▶ **SHORT PROBLEM**
Find the lines holding the word "text" and collect them.

(Stored entries)
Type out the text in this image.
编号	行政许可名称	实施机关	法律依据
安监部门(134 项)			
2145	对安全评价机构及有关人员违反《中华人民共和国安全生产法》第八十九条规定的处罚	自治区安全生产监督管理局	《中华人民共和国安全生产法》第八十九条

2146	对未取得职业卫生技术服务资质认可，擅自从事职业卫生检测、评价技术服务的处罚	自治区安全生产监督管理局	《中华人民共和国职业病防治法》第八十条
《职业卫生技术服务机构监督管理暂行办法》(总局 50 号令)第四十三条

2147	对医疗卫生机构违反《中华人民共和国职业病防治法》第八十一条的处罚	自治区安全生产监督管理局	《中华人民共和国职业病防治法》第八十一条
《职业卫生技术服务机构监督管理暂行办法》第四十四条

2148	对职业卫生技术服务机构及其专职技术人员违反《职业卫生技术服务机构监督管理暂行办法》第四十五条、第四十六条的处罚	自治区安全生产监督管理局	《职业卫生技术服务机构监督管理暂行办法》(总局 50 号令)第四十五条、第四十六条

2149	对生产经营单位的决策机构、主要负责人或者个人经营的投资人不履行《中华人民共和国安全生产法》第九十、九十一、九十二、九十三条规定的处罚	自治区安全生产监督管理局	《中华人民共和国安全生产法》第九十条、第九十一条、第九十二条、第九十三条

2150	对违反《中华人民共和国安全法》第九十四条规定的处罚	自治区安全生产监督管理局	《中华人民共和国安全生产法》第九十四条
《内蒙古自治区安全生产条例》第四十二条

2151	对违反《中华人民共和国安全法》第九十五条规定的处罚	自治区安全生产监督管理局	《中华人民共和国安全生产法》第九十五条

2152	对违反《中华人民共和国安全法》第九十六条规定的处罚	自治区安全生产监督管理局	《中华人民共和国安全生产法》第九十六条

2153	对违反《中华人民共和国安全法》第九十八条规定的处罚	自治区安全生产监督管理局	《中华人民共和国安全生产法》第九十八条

--

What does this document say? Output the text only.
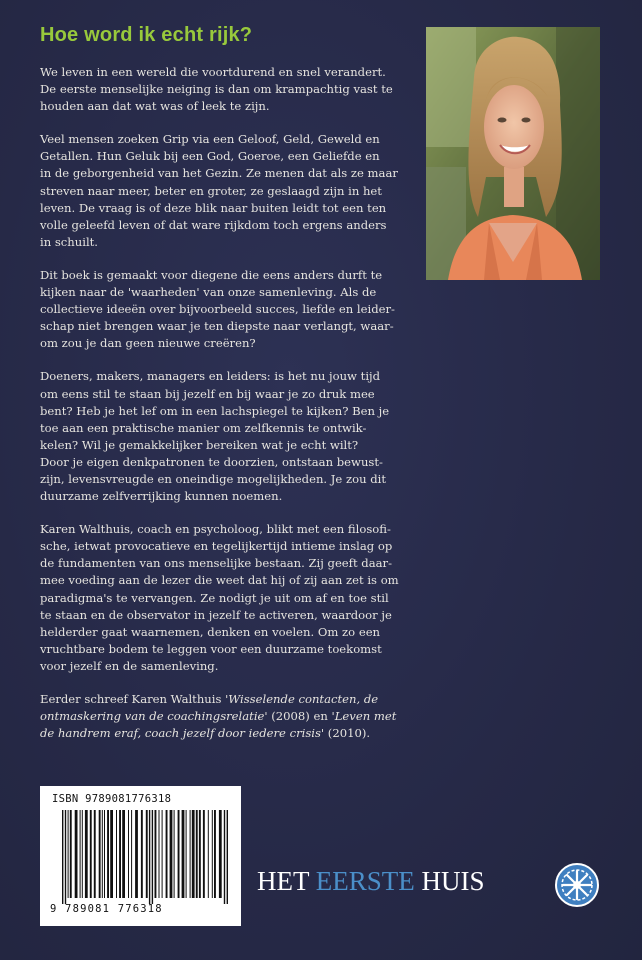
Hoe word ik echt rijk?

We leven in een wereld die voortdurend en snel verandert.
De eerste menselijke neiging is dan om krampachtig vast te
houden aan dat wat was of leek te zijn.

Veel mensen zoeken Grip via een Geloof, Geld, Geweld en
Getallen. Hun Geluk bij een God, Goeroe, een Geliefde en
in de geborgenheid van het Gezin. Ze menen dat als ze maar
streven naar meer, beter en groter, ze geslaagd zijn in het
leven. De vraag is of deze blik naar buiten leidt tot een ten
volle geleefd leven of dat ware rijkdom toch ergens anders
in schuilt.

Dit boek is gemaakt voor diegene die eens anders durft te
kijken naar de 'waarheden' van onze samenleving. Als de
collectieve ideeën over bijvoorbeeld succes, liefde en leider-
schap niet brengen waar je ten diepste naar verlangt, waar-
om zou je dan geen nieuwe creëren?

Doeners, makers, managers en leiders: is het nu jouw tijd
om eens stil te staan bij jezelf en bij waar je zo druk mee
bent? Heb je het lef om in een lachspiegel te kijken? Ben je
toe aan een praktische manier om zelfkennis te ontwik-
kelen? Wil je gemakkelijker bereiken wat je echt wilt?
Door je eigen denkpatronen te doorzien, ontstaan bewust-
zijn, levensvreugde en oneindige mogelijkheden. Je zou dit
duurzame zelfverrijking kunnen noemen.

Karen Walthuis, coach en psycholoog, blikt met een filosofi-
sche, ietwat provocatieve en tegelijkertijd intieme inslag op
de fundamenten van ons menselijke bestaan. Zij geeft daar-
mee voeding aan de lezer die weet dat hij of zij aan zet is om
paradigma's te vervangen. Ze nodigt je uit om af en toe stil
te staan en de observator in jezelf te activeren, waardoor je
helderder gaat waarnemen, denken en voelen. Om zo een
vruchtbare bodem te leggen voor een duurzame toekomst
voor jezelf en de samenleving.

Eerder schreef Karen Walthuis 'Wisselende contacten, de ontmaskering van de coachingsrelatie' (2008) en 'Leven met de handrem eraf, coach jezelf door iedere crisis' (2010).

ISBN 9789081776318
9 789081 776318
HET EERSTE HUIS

==

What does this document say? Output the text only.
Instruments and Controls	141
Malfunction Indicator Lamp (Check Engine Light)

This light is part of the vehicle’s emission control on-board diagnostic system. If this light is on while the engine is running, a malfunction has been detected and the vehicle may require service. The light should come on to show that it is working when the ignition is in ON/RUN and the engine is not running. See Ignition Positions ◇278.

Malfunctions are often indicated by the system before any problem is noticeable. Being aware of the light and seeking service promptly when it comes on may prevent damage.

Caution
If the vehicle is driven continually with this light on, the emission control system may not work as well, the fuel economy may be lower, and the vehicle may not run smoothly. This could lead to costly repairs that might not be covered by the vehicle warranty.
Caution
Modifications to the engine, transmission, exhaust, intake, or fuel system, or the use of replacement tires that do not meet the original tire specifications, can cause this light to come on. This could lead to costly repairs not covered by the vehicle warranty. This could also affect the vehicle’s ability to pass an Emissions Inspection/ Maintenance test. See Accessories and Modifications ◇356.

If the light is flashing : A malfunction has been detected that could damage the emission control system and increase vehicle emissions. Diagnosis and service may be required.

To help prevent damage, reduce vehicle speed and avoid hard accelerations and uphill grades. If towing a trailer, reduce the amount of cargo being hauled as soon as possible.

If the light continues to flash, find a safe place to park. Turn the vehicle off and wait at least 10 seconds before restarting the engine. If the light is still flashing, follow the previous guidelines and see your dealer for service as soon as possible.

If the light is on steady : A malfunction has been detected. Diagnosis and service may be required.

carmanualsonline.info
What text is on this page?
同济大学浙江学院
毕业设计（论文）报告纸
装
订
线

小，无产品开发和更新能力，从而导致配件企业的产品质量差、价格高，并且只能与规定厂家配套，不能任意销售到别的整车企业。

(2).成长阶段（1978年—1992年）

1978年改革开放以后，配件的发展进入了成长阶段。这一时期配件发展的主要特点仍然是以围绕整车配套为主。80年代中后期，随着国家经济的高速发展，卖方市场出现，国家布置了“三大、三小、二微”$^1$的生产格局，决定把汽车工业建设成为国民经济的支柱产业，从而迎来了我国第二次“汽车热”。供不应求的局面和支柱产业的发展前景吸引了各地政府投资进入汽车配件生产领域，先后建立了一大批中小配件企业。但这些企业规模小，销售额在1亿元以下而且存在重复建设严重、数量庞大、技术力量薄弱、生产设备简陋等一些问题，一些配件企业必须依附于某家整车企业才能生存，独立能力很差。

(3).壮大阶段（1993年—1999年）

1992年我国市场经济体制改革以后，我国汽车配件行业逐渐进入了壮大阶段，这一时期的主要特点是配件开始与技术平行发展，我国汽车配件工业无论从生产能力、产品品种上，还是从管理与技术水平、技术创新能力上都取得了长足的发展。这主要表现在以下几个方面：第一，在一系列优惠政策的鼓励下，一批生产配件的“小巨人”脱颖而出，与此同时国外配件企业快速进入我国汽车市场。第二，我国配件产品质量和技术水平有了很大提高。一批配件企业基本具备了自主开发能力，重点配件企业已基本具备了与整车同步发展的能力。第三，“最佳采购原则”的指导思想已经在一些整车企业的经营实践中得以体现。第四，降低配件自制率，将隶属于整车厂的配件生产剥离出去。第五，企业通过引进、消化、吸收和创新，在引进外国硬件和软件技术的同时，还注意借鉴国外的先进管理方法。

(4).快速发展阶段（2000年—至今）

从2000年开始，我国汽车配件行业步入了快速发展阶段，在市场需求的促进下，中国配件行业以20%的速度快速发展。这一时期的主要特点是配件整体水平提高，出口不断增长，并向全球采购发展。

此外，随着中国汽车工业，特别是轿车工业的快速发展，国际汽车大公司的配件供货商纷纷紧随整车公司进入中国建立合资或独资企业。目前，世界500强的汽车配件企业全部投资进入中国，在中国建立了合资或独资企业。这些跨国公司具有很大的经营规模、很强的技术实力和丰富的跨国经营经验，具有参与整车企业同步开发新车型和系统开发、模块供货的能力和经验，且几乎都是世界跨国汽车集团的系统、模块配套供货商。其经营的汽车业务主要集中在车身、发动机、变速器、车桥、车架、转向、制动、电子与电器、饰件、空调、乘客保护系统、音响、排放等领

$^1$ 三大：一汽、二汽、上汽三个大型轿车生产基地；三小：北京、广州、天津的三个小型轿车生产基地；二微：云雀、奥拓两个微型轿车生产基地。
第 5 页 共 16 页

▶ **SOLUTION FOR THIS EXERCISE**
Type out the text in this image.
What does this document say? Output the text only.
What does this document say? Output the text only.
What text is on this page?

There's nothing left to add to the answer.